Give every line of the data again, unchanged, but with no pictures.

######

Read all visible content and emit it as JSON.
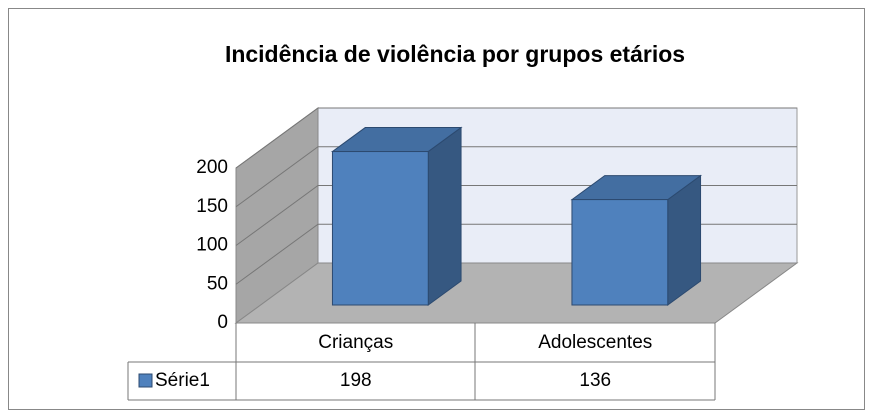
{
  "chart_data": {
    "type": "bar",
    "title": "Incidência de violência por grupos etários",
    "categories": [
      "Crianças",
      "Adolescentes"
    ],
    "series": [
      {
        "name": "Série1",
        "color": "#4f81bd",
        "values": [
          198,
          136
        ]
      }
    ],
    "ylim": [
      0,
      200
    ],
    "yticks": [
      0,
      50,
      100,
      150,
      200
    ],
    "grid": true
  }
}
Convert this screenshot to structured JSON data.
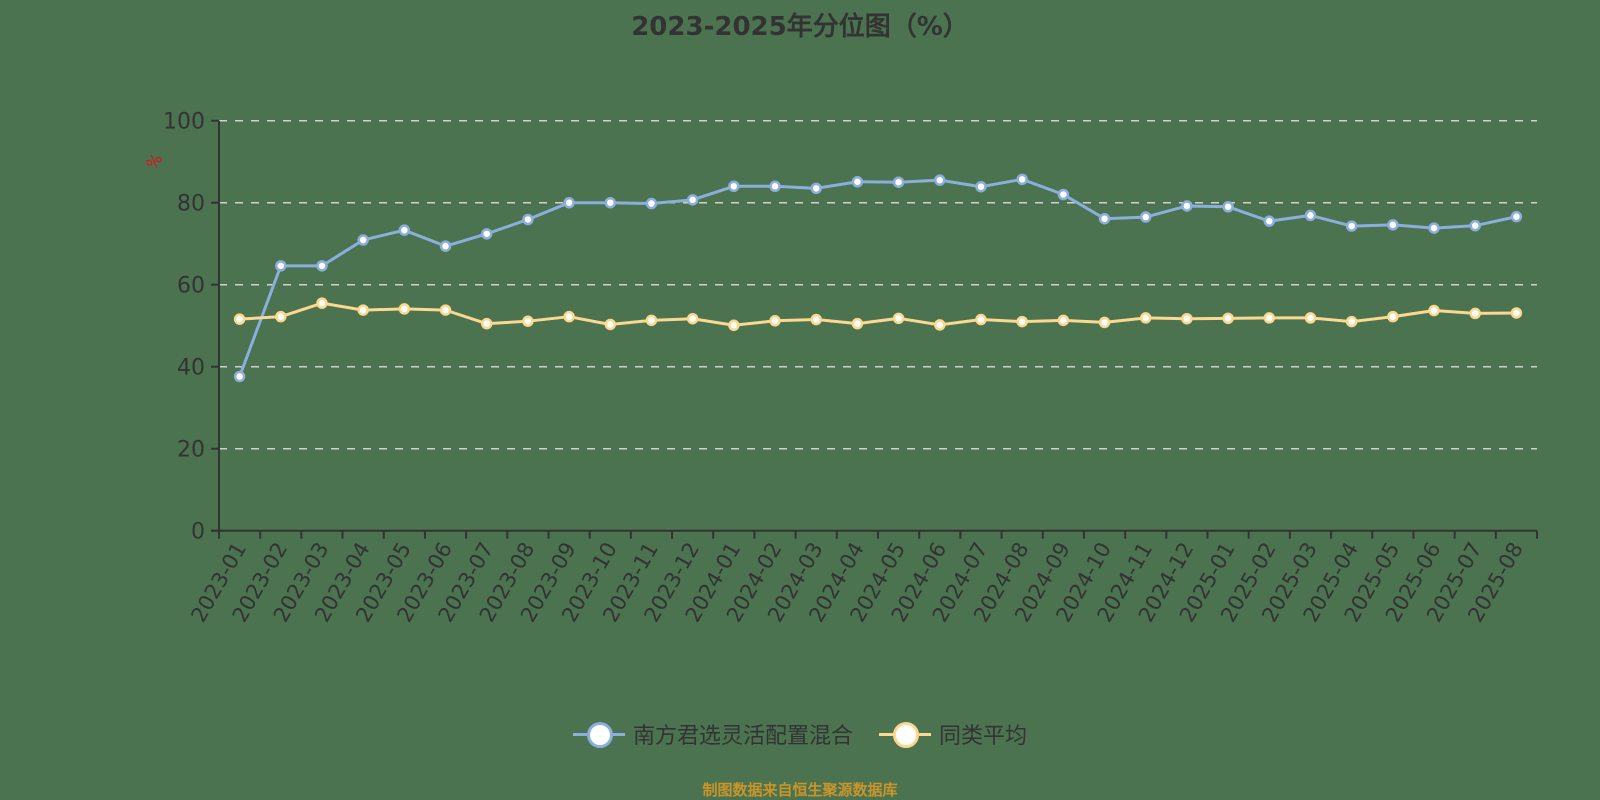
{
  "title": "2023-2025年分位图（%）",
  "footer": "制图数据来自恒生聚源数据库",
  "y_axis_unit": "%",
  "colors": {
    "background": "#4b7350",
    "series_fund": "#8caedc",
    "series_avg": "#fbd88f",
    "axis": "#333333",
    "grid": "#d0d0d0",
    "unit_label": "#e01010",
    "footer": "#c9952a"
  },
  "legend": [
    {
      "label": "南方君选灵活配置混合",
      "color": "#8caedc"
    },
    {
      "label": "同类平均",
      "color": "#fbd88f"
    }
  ],
  "chart_data": {
    "type": "line",
    "title": "2023-2025年分位图（%）",
    "xlabel": "",
    "ylabel": "%",
    "ylim": [
      0,
      100
    ],
    "yticks": [
      0,
      20,
      40,
      60,
      80,
      100
    ],
    "grid": true,
    "legend_position": "bottom",
    "categories": [
      "2023-01",
      "2023-02",
      "2023-03",
      "2023-04",
      "2023-05",
      "2023-06",
      "2023-07",
      "2023-08",
      "2023-09",
      "2023-10",
      "2023-11",
      "2023-12",
      "2024-01",
      "2024-02",
      "2024-03",
      "2024-04",
      "2024-05",
      "2024-06",
      "2024-07",
      "2024-08",
      "2024-09",
      "2024-10",
      "2024-11",
      "2024-12",
      "2025-01",
      "2025-02",
      "2025-03",
      "2025-04",
      "2025-05",
      "2025-06",
      "2025-07",
      "2025-08"
    ],
    "series": [
      {
        "name": "南方君选灵活配置混合",
        "values": [
          37.6,
          64.6,
          64.6,
          70.9,
          73.3,
          69.4,
          72.4,
          75.9,
          80.0,
          80.0,
          79.8,
          80.7,
          84.0,
          84.0,
          83.5,
          85.1,
          85.0,
          85.5,
          83.9,
          85.7,
          82.0,
          76.1,
          76.5,
          79.2,
          79.0,
          75.5,
          76.9,
          74.3,
          74.6,
          73.8,
          74.4,
          76.6
        ]
      },
      {
        "name": "同类平均",
        "values": [
          51.6,
          52.2,
          55.5,
          53.8,
          54.1,
          53.8,
          50.5,
          51.1,
          52.2,
          50.3,
          51.3,
          51.7,
          50.1,
          51.2,
          51.5,
          50.5,
          51.8,
          50.2,
          51.5,
          51.0,
          51.3,
          50.8,
          51.9,
          51.7,
          51.8,
          51.9,
          51.9,
          51.0,
          52.2,
          53.7,
          53.0,
          53.1
        ]
      }
    ]
  }
}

######

• _Worked solution_:
Read all visible content and emit it as JSON.
{
  "chart_data": {
    "type": "bar",
    "title": "Incidência de violência por grupos etários",
    "categories": [
      "Crianças",
      "Adolescentes"
    ],
    "series": [
      {
        "name": "Série1",
        "color": "#4f81bd",
        "values": [
          198,
          136
        ]
      }
    ],
    "ylim": [
      0,
      200
    ],
    "yticks": [
      0,
      50,
      100,
      150,
      200
    ],
    "grid": true
  }
}
Convert this screenshot to structured JSON data.
{
  "title": "2023-2025年分位图（%）",
  "footer": "制图数据来自恒生聚源数据库",
  "y_axis_unit": "%",
  "colors": {
    "background": "#4b7350",
    "series_fund": "#8caedc",
    "series_avg": "#fbd88f",
    "axis": "#333333",
    "grid": "#d0d0d0",
    "unit_label": "#e01010",
    "footer": "#c9952a"
  },
  "legend": [
    {
      "label": "南方君选灵活配置混合",
      "color": "#8caedc"
    },
    {
      "label": "同类平均",
      "color": "#fbd88f"
    }
  ],
  "chart_data": {
    "type": "line",
    "title": "2023-2025年分位图（%）",
    "xlabel": "",
    "ylabel": "%",
    "ylim": [
      0,
      100
    ],
    "yticks": [
      0,
      20,
      40,
      60,
      80,
      100
    ],
    "grid": true,
    "legend_position": "bottom",
    "categories": [
      "2023-01",
      "2023-02",
      "2023-03",
      "2023-04",
      "2023-05",
      "2023-06",
      "2023-07",
      "2023-08",
      "2023-09",
      "2023-10",
      "2023-11",
      "2023-12",
      "2024-01",
      "2024-02",
      "2024-03",
      "2024-04",
      "2024-05",
      "2024-06",
      "2024-07",
      "2024-08",
      "2024-09",
      "2024-10",
      "2024-11",
      "2024-12",
      "2025-01",
      "2025-02",
      "2025-03",
      "2025-04",
      "2025-05",
      "2025-06",
      "2025-07",
      "2025-08"
    ],
    "series": [
      {
        "name": "南方君选灵活配置混合",
        "values": [
          37.6,
          64.6,
          64.6,
          70.9,
          73.3,
          69.4,
          72.4,
          75.9,
          80.0,
          80.0,
          79.8,
          80.7,
          84.0,
          84.0,
          83.5,
          85.1,
          85.0,
          85.5,
          83.9,
          85.7,
          82.0,
          76.1,
          76.5,
          79.2,
          79.0,
          75.5,
          76.9,
          74.3,
          74.6,
          73.8,
          74.4,
          76.6
        ]
      },
      {
        "name": "同类平均",
        "values": [
          51.6,
          52.2,
          55.5,
          53.8,
          54.1,
          53.8,
          50.5,
          51.1,
          52.2,
          50.3,
          51.3,
          51.7,
          50.1,
          51.2,
          51.5,
          50.5,
          51.8,
          50.2,
          51.5,
          51.0,
          51.3,
          50.8,
          51.9,
          51.7,
          51.8,
          51.9,
          51.9,
          51.0,
          52.2,
          53.7,
          53.0,
          53.1
        ]
      }
    ]
  }
}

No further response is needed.